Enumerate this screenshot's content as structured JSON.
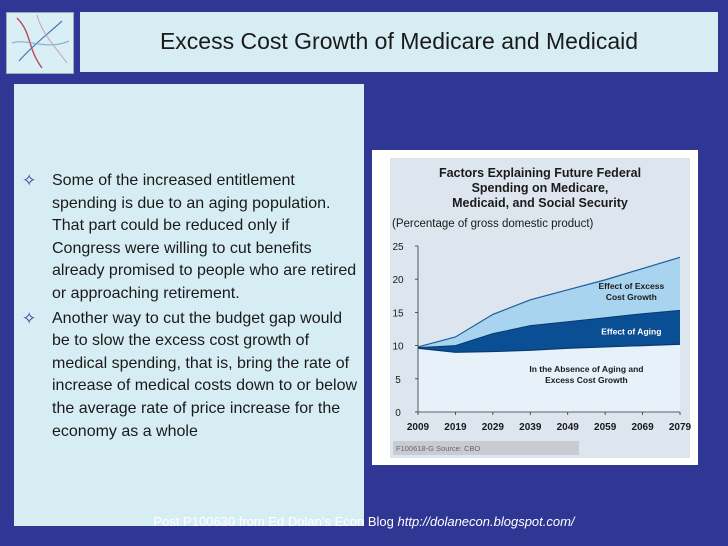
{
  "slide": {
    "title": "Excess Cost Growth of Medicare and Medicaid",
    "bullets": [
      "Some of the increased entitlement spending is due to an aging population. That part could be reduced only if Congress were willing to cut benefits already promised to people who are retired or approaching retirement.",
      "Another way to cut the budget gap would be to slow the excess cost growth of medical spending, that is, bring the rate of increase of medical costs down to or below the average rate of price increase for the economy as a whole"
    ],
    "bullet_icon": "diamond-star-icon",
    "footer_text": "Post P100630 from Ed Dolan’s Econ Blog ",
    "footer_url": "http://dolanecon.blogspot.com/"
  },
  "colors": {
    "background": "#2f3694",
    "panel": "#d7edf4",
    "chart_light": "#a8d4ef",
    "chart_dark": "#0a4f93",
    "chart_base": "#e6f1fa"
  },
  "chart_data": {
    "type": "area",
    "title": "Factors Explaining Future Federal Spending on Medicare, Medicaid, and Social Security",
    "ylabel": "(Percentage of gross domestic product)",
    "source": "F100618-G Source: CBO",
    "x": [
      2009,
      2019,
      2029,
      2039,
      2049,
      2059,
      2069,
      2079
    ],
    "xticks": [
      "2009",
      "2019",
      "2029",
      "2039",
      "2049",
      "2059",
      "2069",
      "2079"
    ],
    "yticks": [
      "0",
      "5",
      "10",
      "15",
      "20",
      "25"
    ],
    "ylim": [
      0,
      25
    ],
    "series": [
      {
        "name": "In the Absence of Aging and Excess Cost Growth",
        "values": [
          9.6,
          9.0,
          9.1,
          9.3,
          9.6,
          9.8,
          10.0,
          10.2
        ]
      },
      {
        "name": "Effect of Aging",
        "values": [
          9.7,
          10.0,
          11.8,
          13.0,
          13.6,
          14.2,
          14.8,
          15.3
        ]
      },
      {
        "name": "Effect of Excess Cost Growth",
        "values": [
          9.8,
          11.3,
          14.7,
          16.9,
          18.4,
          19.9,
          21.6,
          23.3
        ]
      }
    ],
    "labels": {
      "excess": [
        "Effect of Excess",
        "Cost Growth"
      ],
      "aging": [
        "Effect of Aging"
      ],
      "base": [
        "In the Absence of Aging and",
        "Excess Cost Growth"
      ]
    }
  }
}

Exercise instructions: From the records given above, reproduce all text exactly and exclude each picture.

Right answer:
Enumerate this screenshot's content as structured JSON.
{
  "slide": {
    "title": "Excess Cost Growth of Medicare and Medicaid",
    "bullets": [
      "Some of the increased entitlement spending is due to an aging population. That part could be reduced only if Congress were willing to cut benefits already promised to people who are retired or approaching retirement.",
      "Another way to cut the budget gap would be to slow the excess cost growth of medical spending, that is, bring the rate of increase of medical costs down to or below the average rate of price increase for the economy as a whole"
    ],
    "bullet_icon": "diamond-star-icon",
    "footer_text": "Post P100630 from Ed Dolan’s Econ Blog ",
    "footer_url": "http://dolanecon.blogspot.com/"
  },
  "colors": {
    "background": "#2f3694",
    "panel": "#d7edf4",
    "chart_light": "#a8d4ef",
    "chart_dark": "#0a4f93",
    "chart_base": "#e6f1fa"
  },
  "chart_data": {
    "type": "area",
    "title": "Factors Explaining Future Federal Spending on Medicare, Medicaid, and Social Security",
    "ylabel": "(Percentage of gross domestic product)",
    "source": "F100618-G Source: CBO",
    "x": [
      2009,
      2019,
      2029,
      2039,
      2049,
      2059,
      2069,
      2079
    ],
    "xticks": [
      "2009",
      "2019",
      "2029",
      "2039",
      "2049",
      "2059",
      "2069",
      "2079"
    ],
    "yticks": [
      "0",
      "5",
      "10",
      "15",
      "20",
      "25"
    ],
    "ylim": [
      0,
      25
    ],
    "series": [
      {
        "name": "In the Absence of Aging and Excess Cost Growth",
        "values": [
          9.6,
          9.0,
          9.1,
          9.3,
          9.6,
          9.8,
          10.0,
          10.2
        ]
      },
      {
        "name": "Effect of Aging",
        "values": [
          9.7,
          10.0,
          11.8,
          13.0,
          13.6,
          14.2,
          14.8,
          15.3
        ]
      },
      {
        "name": "Effect of Excess Cost Growth",
        "values": [
          9.8,
          11.3,
          14.7,
          16.9,
          18.4,
          19.9,
          21.6,
          23.3
        ]
      }
    ],
    "labels": {
      "excess": [
        "Effect of Excess",
        "Cost Growth"
      ],
      "aging": [
        "Effect of Aging"
      ],
      "base": [
        "In the Absence of Aging and",
        "Excess Cost Growth"
      ]
    }
  }
}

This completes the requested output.